OBJECTIVE:
Each line in the entries below that holds the string "politikaları" is to be listed.

^^^^

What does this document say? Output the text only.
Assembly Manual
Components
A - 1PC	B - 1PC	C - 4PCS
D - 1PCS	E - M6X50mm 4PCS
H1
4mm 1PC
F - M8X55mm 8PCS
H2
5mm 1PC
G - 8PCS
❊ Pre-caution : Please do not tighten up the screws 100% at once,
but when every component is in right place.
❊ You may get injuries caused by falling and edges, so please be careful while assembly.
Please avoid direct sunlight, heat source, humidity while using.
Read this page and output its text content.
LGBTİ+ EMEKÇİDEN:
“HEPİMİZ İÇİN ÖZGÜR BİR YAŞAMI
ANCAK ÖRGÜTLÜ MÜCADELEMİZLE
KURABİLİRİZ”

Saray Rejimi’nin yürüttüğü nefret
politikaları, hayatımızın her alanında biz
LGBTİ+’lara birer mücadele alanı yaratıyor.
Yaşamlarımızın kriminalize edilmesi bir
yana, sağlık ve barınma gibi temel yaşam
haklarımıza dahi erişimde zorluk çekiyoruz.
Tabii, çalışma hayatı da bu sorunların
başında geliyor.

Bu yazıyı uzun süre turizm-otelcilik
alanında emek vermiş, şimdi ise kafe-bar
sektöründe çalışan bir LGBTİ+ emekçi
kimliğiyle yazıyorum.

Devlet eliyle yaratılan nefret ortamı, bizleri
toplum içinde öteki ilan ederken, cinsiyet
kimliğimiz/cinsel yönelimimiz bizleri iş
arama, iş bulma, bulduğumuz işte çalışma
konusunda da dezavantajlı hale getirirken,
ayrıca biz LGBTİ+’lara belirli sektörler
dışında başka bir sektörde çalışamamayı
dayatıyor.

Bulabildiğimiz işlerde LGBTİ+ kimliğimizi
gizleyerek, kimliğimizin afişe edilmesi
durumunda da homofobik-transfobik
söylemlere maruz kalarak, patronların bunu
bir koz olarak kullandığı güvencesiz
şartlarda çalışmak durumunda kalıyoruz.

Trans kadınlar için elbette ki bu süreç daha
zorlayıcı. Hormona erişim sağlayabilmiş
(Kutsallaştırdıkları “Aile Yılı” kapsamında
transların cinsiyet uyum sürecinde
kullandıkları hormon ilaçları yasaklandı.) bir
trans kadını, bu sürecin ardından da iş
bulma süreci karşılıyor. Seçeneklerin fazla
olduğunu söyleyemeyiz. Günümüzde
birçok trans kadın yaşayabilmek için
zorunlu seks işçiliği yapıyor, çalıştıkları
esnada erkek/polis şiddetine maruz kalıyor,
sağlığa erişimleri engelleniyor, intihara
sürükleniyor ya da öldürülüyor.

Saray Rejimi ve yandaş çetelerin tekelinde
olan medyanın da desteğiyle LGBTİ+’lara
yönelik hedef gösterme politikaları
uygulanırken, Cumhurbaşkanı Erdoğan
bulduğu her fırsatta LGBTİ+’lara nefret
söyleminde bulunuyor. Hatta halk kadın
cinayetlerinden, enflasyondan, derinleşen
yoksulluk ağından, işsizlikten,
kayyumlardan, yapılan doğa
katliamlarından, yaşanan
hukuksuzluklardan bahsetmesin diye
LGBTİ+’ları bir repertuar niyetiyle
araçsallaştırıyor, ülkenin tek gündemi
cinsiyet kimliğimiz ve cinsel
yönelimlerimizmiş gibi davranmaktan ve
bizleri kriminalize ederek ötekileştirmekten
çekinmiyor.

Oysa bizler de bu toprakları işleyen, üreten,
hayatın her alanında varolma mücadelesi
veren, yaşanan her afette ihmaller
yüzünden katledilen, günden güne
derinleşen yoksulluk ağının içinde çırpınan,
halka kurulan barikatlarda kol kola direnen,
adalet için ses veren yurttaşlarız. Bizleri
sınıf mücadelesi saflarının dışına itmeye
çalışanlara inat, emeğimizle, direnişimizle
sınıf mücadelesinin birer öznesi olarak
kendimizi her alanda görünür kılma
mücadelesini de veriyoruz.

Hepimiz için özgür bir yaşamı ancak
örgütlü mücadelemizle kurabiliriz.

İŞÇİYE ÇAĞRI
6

^^^^

TASK RESPONSE:
politikaları, hayatımızın her alanında biz
yönelik hedef gösterme politikaları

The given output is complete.